Copy every line that mentions the word "displaytipe".

[Stored items]
○ ○ ○ ○

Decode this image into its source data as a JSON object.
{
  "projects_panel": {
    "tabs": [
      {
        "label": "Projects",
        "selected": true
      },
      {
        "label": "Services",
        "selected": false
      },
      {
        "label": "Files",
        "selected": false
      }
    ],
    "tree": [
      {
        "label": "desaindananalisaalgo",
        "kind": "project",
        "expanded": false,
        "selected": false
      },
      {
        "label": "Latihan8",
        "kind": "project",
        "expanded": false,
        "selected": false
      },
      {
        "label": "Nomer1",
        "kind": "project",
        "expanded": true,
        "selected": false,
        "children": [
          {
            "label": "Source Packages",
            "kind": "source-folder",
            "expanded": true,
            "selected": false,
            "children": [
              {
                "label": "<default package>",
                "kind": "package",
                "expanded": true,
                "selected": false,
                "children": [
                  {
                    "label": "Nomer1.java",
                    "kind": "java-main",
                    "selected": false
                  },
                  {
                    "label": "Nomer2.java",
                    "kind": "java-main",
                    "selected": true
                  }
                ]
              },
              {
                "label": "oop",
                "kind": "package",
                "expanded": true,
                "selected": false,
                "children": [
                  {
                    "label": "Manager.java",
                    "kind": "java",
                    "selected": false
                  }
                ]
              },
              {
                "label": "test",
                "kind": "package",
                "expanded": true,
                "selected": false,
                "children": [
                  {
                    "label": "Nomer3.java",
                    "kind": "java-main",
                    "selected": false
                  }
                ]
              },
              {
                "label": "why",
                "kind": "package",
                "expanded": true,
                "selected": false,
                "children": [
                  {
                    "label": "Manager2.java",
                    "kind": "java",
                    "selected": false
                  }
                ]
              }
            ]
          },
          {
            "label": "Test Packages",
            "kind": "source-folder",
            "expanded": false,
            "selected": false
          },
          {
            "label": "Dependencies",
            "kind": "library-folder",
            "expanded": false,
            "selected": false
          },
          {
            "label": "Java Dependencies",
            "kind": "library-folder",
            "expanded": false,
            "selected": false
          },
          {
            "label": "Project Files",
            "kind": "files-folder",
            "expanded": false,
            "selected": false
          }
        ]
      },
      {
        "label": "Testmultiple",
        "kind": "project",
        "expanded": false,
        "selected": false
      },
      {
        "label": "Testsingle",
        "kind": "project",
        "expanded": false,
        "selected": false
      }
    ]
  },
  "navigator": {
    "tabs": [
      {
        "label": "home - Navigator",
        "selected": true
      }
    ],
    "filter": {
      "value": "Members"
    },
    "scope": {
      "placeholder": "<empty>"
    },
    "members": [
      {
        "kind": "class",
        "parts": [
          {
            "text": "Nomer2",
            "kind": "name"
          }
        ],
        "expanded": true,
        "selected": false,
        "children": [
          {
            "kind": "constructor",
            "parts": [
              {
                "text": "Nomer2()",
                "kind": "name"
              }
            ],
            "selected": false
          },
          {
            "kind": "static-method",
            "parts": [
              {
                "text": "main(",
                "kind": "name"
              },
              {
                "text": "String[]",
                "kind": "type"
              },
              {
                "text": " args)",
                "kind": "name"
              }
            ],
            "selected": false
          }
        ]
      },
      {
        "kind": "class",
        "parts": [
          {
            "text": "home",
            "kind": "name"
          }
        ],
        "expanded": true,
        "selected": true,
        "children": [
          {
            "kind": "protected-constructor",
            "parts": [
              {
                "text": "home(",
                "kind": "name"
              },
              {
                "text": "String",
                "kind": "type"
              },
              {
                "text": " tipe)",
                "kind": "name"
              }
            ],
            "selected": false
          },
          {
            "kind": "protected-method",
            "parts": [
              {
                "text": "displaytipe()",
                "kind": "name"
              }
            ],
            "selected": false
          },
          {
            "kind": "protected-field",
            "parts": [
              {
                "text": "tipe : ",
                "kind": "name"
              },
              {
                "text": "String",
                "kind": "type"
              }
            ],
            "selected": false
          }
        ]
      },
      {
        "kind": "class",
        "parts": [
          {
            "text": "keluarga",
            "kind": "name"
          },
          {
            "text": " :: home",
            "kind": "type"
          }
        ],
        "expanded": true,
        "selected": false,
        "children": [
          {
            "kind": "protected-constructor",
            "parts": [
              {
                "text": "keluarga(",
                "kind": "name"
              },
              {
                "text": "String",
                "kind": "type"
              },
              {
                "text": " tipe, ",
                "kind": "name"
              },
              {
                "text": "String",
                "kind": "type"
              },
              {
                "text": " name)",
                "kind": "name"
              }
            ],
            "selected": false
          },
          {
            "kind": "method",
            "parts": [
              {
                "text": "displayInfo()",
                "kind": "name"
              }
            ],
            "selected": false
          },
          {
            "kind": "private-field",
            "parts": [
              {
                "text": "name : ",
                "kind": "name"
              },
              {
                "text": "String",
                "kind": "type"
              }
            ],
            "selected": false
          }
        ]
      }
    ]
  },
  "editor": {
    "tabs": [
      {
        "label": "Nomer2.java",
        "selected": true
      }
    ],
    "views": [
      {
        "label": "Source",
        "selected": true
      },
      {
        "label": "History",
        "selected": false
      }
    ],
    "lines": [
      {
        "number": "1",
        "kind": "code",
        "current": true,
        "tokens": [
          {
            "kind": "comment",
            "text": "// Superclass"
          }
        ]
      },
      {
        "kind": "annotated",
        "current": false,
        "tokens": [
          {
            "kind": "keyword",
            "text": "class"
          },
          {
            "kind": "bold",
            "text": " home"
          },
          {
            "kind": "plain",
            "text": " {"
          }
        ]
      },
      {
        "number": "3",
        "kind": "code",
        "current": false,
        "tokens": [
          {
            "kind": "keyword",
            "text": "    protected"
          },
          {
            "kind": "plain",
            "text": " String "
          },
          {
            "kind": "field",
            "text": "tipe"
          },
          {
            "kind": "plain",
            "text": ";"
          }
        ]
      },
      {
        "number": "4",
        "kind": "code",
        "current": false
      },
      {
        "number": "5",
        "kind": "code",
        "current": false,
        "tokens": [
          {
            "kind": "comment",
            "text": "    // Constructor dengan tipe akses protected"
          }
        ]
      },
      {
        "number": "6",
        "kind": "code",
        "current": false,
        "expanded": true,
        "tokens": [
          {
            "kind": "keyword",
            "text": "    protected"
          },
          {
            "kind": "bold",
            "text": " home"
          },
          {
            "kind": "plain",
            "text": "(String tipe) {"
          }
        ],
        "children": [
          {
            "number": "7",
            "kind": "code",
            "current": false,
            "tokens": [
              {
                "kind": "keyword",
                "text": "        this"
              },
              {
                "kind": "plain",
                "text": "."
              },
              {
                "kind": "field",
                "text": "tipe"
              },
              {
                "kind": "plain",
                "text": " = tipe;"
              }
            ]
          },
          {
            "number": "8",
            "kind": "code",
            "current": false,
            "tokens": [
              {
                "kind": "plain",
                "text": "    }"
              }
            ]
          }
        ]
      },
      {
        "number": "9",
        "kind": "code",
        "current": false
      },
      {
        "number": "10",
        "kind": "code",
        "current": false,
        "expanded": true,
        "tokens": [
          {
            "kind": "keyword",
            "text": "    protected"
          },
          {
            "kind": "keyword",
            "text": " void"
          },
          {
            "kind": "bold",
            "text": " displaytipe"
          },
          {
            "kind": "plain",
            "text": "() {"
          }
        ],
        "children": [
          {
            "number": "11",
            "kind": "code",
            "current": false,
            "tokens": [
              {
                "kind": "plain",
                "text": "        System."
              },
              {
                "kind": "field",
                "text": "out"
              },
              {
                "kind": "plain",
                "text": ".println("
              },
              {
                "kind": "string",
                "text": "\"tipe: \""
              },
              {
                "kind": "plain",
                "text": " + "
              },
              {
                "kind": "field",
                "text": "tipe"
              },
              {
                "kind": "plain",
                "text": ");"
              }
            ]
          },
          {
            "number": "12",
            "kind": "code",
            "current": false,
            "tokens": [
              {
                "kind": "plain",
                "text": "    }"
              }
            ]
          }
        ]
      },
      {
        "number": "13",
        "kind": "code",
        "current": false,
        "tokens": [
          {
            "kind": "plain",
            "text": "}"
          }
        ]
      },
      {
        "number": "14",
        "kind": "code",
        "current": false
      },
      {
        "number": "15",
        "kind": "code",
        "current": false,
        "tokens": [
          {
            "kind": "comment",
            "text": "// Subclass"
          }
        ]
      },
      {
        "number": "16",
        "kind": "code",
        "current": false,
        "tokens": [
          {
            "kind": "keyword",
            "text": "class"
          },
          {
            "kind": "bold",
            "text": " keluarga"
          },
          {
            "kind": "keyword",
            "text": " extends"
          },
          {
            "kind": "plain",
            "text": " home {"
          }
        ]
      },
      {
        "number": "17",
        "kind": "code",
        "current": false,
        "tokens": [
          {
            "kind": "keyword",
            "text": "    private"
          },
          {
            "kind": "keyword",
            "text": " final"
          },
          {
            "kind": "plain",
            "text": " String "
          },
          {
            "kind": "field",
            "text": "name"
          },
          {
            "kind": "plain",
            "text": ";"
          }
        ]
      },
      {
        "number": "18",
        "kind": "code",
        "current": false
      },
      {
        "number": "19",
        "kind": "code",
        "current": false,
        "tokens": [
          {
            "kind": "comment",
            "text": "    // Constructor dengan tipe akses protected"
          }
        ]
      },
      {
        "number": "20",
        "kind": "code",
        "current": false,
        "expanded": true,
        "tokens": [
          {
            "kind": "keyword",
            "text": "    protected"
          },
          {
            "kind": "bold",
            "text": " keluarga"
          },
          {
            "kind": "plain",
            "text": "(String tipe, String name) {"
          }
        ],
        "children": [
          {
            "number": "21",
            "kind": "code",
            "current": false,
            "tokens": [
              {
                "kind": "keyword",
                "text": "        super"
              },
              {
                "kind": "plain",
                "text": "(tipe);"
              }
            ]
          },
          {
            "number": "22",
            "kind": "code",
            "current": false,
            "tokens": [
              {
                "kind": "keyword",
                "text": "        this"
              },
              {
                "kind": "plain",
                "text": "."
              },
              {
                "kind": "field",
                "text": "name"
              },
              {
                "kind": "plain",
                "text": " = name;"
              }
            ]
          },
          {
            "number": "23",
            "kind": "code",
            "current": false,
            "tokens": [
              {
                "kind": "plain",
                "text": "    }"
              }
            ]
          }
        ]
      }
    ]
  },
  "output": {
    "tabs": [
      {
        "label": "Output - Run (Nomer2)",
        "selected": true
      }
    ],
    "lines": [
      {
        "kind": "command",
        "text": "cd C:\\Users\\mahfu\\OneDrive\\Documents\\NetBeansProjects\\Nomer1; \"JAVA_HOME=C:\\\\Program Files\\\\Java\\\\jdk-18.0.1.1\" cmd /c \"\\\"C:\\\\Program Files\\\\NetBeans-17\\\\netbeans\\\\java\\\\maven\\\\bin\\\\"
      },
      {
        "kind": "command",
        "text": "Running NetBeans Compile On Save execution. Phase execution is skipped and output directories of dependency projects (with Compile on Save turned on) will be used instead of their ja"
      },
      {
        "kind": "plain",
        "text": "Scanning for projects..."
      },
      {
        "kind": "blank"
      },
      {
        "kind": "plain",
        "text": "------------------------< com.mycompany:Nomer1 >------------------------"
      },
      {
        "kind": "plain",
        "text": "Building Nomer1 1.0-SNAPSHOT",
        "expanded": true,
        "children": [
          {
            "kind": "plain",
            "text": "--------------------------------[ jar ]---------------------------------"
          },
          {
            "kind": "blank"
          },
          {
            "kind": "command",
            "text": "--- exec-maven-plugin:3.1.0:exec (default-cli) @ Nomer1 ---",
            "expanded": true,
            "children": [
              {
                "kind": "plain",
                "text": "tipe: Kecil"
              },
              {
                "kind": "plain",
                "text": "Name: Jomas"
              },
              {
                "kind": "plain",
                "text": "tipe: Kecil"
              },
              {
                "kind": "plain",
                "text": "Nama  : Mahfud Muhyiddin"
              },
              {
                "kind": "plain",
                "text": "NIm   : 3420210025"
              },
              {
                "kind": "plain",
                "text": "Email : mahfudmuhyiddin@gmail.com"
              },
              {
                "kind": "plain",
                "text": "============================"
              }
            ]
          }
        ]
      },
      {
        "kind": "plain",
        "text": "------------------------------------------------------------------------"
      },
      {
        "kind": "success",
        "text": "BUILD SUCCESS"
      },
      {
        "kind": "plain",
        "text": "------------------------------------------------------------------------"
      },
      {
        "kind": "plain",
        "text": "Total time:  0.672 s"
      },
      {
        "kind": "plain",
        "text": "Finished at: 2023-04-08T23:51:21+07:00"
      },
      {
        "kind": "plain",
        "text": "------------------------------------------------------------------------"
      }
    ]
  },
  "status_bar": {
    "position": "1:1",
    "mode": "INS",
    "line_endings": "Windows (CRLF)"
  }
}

○ ○ ○ ○

EXERCISE ANSWER
                "text": "displaytipe()",
            "text": " displaytipe"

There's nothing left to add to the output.